>> BEGIN Rows
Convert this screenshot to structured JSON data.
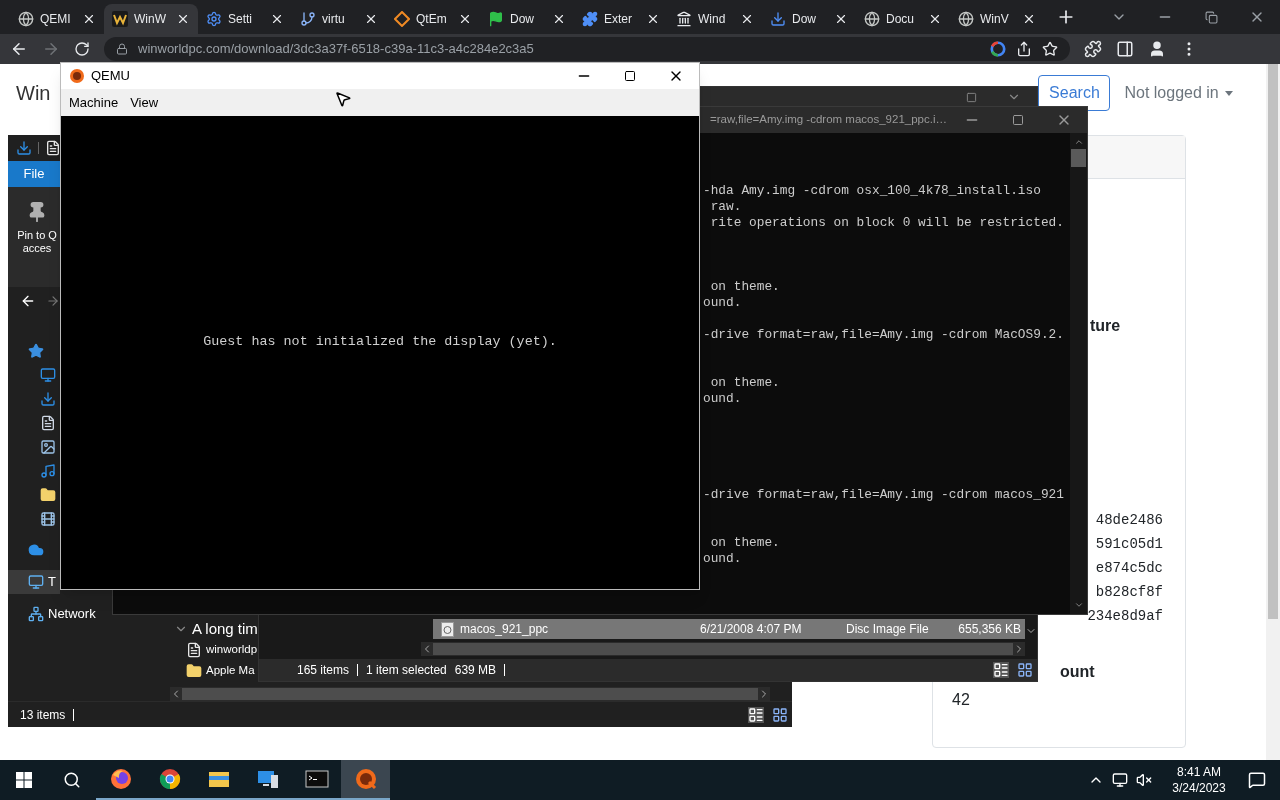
{
  "browser": {
    "tabs": [
      {
        "label": "QEMI",
        "kind": "globe",
        "selected": false
      },
      {
        "label": "WinW",
        "kind": "w-logo",
        "selected": true
      },
      {
        "label": "Setti",
        "kind": "gear",
        "selected": false
      },
      {
        "label": "virtu",
        "kind": "branch",
        "selected": false
      },
      {
        "label": "QtEm",
        "kind": "diamond",
        "selected": false
      },
      {
        "label": "Dow",
        "kind": "flag",
        "selected": false
      },
      {
        "label": "Exter",
        "kind": "puzzle",
        "selected": false
      },
      {
        "label": "Wind",
        "kind": "bank",
        "selected": false
      },
      {
        "label": "Dow",
        "kind": "download",
        "selected": false
      },
      {
        "label": "Docu",
        "kind": "globe",
        "selected": false
      },
      {
        "label": "WinV",
        "kind": "globe",
        "selected": false
      }
    ],
    "url": "winworldpc.com/download/3dc3a37f-6518-c39a-11c3-a4c284e2c3a5",
    "page": {
      "site_title": "Win",
      "search_button": "Search",
      "account_menu": "Not logged in",
      "card": {
        "heading": "ture",
        "hashes": [
          "48de2486",
          "591c05d1",
          "e874c5dc",
          "b828cf8f",
          "234e8d9af"
        ],
        "count_label": "ount",
        "count_value": "42"
      }
    }
  },
  "explorer_back": {
    "ribbon_tab": "File",
    "ribbon_button": [
      "Pin to Q",
      "acces"
    ],
    "nav_items": [
      {
        "kind": "quick",
        "selected": false,
        "children": [
          {
            "kind": "desktop",
            "selected": false
          },
          {
            "kind": "downloads",
            "selected": false
          },
          {
            "kind": "documents",
            "selected": false
          },
          {
            "kind": "pictures",
            "selected": false
          },
          {
            "kind": "music",
            "selected": false
          },
          {
            "kind": "folder",
            "selected": false
          },
          {
            "kind": "videos",
            "selected": false
          }
        ]
      },
      {
        "kind": "cloud",
        "selected": false
      },
      {
        "kind": "pc",
        "label": "T",
        "selected": true
      },
      {
        "kind": "network",
        "label": "Network",
        "selected": false
      }
    ],
    "group_header": "A long tim",
    "files": [
      {
        "kind": "document",
        "name": "winworldp"
      },
      {
        "kind": "folder",
        "name": "Apple Ma"
      }
    ],
    "status": "13 items"
  },
  "explorer_front": {
    "file": {
      "name": "macos_921_ppc",
      "date": "6/21/2008 4:07 PM",
      "type": "Disc Image File",
      "size": "655,356 KB",
      "selected": true
    },
    "status": {
      "count": "165 items",
      "selection": "1 item selected",
      "size": "639 MB"
    }
  },
  "terminal": {
    "title": "=raw,file=Amy.img -cdrom macos_921_ppc.i…",
    "lines": [
      {
        "kind": "blank"
      },
      {
        "kind": "blank"
      },
      {
        "kind": "blank"
      },
      {
        "kind": "text",
        "text": "-hda Amy.img -cdrom osx_100_4k78_install.iso"
      },
      {
        "kind": "text",
        "text": " raw."
      },
      {
        "kind": "text",
        "text": " rite operations on block 0 will be restricted."
      },
      {
        "kind": "blank"
      },
      {
        "kind": "blank"
      },
      {
        "kind": "blank"
      },
      {
        "kind": "text",
        "text": " on theme."
      },
      {
        "kind": "text",
        "text": "ound."
      },
      {
        "kind": "blank"
      },
      {
        "kind": "text",
        "text": "-drive format=raw,file=Amy.img -cdrom MacOS9.2."
      },
      {
        "kind": "blank"
      },
      {
        "kind": "blank"
      },
      {
        "kind": "text",
        "text": " on theme."
      },
      {
        "kind": "text",
        "text": "ound."
      },
      {
        "kind": "blank"
      },
      {
        "kind": "blank"
      },
      {
        "kind": "blank"
      },
      {
        "kind": "blank"
      },
      {
        "kind": "blank"
      },
      {
        "kind": "text",
        "text": "-drive format=raw,file=Amy.img -cdrom macos_921"
      },
      {
        "kind": "blank"
      },
      {
        "kind": "blank"
      },
      {
        "kind": "text",
        "text": " on theme."
      },
      {
        "kind": "text",
        "text": "ound."
      }
    ]
  },
  "qemu": {
    "title": "QEMU",
    "menus": [
      "Machine",
      "View"
    ],
    "message": "Guest has not initialized the display (yet)."
  },
  "taskbar": {
    "apps": [
      {
        "kind": "firefox",
        "active": false
      },
      {
        "kind": "chrome",
        "active": false
      },
      {
        "kind": "explorer",
        "active": false
      },
      {
        "kind": "remote",
        "active": false
      },
      {
        "kind": "terminal",
        "active": false
      },
      {
        "kind": "qemu",
        "active": true
      }
    ],
    "time": "8:41 AM",
    "date": "3/24/2023"
  }
}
>> END Rows
Stated goal: Copy each line of the records above that carries the word "drive".

Response to this task:
        "text": "-drive format=raw,file=Amy.img -cdrom MacOS9.2."
        "text": "-drive format=raw,file=Amy.img -cdrom macos_921"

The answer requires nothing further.